• _Ausgewählter Auszug_
>>>>

In diesem Zusammenhang weist Engartner auch darauf hin, dass das öffentliche Bildungssystem „vorsätzlich ausgehungert“ sei: „Eine zentrale Ursache für die Popularität privater Schulen und Hochschulen ist der teils desolate bauliche, personelle und administrative Zustand staatlicher Einrichtungen. Obwohl die Universitäten seit den 1970er Jahren stetig steigende Studierendenzahlen zu verzeichnen hatten, gab es keine adäquate Aufstockung der Finanzierung. „Personalmangel und daraus resultierende unter durchschnittliche Betreuungsverhältnisse sind die Folge“, kritisiert Engartner. Die zunehmende Beliebtheit von privaten Hochschulen setze die öffentlichen weiter unter Druck.
Die Unterfinanzierung der öffentlichen und das Gedeihen der privaten Hochschulen ist für Engartner auch politisch gewollt: Viele Wissenschaftsminister:innen würden darauf abzielen, die öffentliche Lehre nach Vorbild der Privatuniversitäten an wendungsbezogener und effizienter, man könne auch sagen: „verschulter“, zu gestalten. Die „anwendungsbezogenen Studiengänge“ sollten verstärkt in den Mittelpunkt gestellt werden.

<<<<

• _Aufgabenstellung_
Beantworten Sie die folgenden Fragen zum Auszug über die Finanzierung der Hochschulen:
(a) Was wird als zentrale Ursache für die Popularität privater Schulen und Hochschulen genannt?
(b) Seit wann verzeichnen die Universitäten stetig steigende Studierendenzahlen?
(c) Welche Studiengänge sollen verstärkt in den Mittelpunkt gestellt werden?

• _Auszug Datensatz_
>>>>

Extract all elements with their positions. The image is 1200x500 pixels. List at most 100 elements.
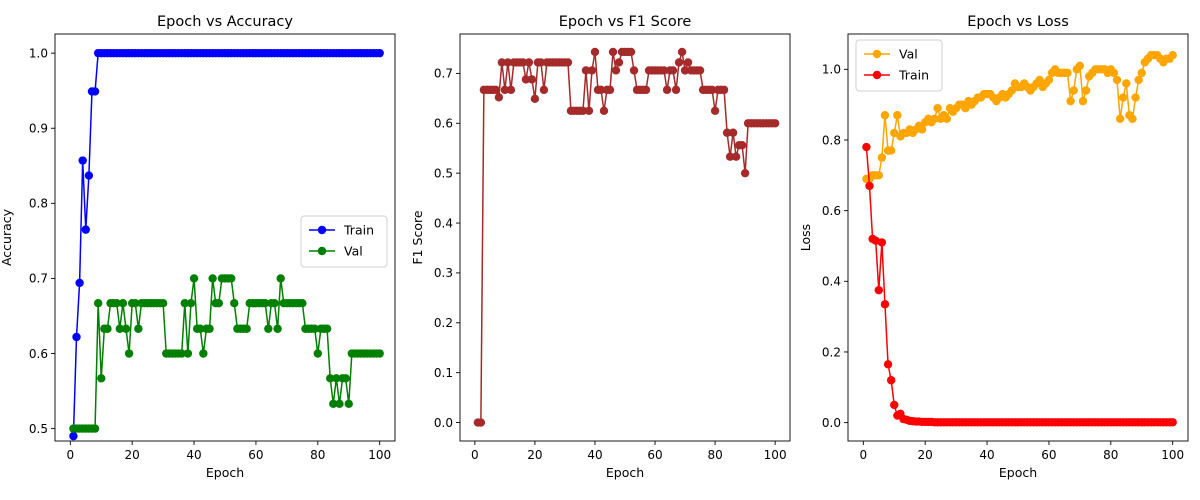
data-point — [375, 349, 384, 358]
data-point — [629, 66, 639, 75]
data-point — [494, 93, 504, 102]
x-tick-label: 60 — [248, 448, 263, 462]
x-tick-label: 20 — [918, 448, 933, 462]
data-point — [886, 376, 896, 385]
data-point — [731, 152, 741, 161]
data-point — [93, 299, 103, 308]
data-point — [1134, 75, 1143, 85]
data-point — [180, 299, 189, 308]
data-point — [917, 125, 927, 134]
data-point — [725, 152, 735, 161]
x-tick-label: 80 — [707, 448, 722, 462]
y-tick-label: 0.1 — [434, 366, 453, 380]
data-point — [1066, 96, 1075, 106]
data-point — [1168, 51, 1177, 60]
data-point — [335, 399, 344, 409]
y-axis-label: Accuracy — [0, 208, 14, 266]
data-point — [261, 299, 270, 308]
y-tick-label: 1.0 — [29, 46, 48, 60]
data-point — [196, 324, 205, 333]
data-point — [500, 85, 510, 95]
data-point — [208, 274, 217, 283]
x-tick-label: 40 — [979, 448, 994, 462]
data-point — [506, 85, 516, 95]
y-tick-label: 0.2 — [822, 345, 841, 359]
data-point — [322, 324, 332, 333]
y-tick-label: 0.9 — [29, 122, 48, 136]
data-point — [1044, 75, 1054, 85]
data-point — [273, 324, 282, 333]
data-point — [662, 85, 672, 95]
y-tick-label: 0.6 — [434, 117, 453, 131]
y-axis-label: Loss — [798, 224, 813, 251]
chart-title: Epoch vs Loss — [967, 14, 1069, 30]
data-point — [177, 349, 186, 358]
series-line — [473, 47, 780, 427]
data-point — [375, 48, 384, 58]
data-point — [890, 400, 899, 410]
data-point — [659, 66, 669, 75]
data-point — [189, 274, 199, 283]
data-point — [584, 106, 594, 116]
data-point — [710, 106, 720, 116]
legend-marker — [872, 49, 882, 59]
data-point — [1112, 75, 1122, 85]
data-point — [264, 324, 273, 333]
data-point — [1078, 96, 1088, 106]
data-point — [341, 374, 350, 383]
data-point — [1137, 68, 1146, 78]
data-point — [230, 299, 239, 308]
data-point — [103, 324, 112, 333]
x-tick-label: 100 — [368, 448, 391, 462]
data-point — [524, 58, 534, 67]
data-point — [930, 114, 939, 123]
data-point — [539, 85, 549, 95]
data-point — [1118, 93, 1128, 102]
y-tick-label: 1.0 — [822, 63, 841, 77]
data-point — [276, 274, 285, 283]
data-point — [69, 431, 78, 441]
data-point — [707, 85, 717, 95]
x-axis-label: Epoch — [606, 465, 644, 480]
data-point — [1131, 93, 1140, 102]
data-point — [1075, 61, 1085, 70]
data-point — [641, 85, 651, 95]
data-point — [563, 58, 573, 67]
data-point — [668, 66, 678, 75]
data-point — [214, 299, 224, 308]
x-tick-label: 20 — [527, 448, 542, 462]
x-tick-label: 20 — [125, 448, 140, 462]
f1-score-chart: Epoch vs F1 Score 0 20 40 60 80 100 0.0 0.1 0.2 0.… — [410, 14, 791, 480]
y-tick-label: 0.0 — [822, 416, 841, 430]
data-point — [124, 349, 134, 358]
y-tick-label: 0.4 — [434, 216, 453, 230]
data-point — [503, 58, 513, 67]
series-line — [477, 51, 776, 424]
axes-frame — [54, 33, 396, 442]
legend-label: Train — [343, 223, 374, 238]
data-point — [671, 85, 681, 95]
data-point — [325, 374, 335, 383]
x-tick-label: 80 — [1103, 448, 1118, 462]
data-point — [75, 278, 84, 288]
data-point — [719, 85, 729, 95]
legend-entry-val: Val — [864, 47, 918, 62]
data-point — [329, 399, 338, 409]
data-point — [626, 47, 636, 57]
legend-marker — [317, 246, 327, 256]
data-point — [90, 87, 100, 96]
data-point — [680, 66, 690, 75]
x-tick-label: 0 — [471, 448, 479, 462]
data-point — [199, 349, 208, 358]
data-point — [242, 324, 251, 333]
data-point — [491, 85, 501, 95]
axes-frame — [847, 33, 1189, 442]
data-point — [131, 299, 140, 308]
y-tick-label: 0.0 — [434, 416, 453, 430]
loss-chart: Epoch vs Loss 0 20 40 60 80 100 0.0 0.2 0.4 0.6 0.8… — [798, 14, 1189, 480]
data-point — [596, 85, 606, 95]
data-point — [186, 299, 196, 308]
data-point — [880, 300, 890, 309]
data-point — [581, 66, 591, 75]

<<<<

• _Korrekte Lösung_
(a) Der teils desolate bauliche, personelle und administrative Zustand staatlicher Einrichtungen.
(b) Seit den 1970er Jahren.
(c) Die „anwendungsbezogenen Studiengänge“.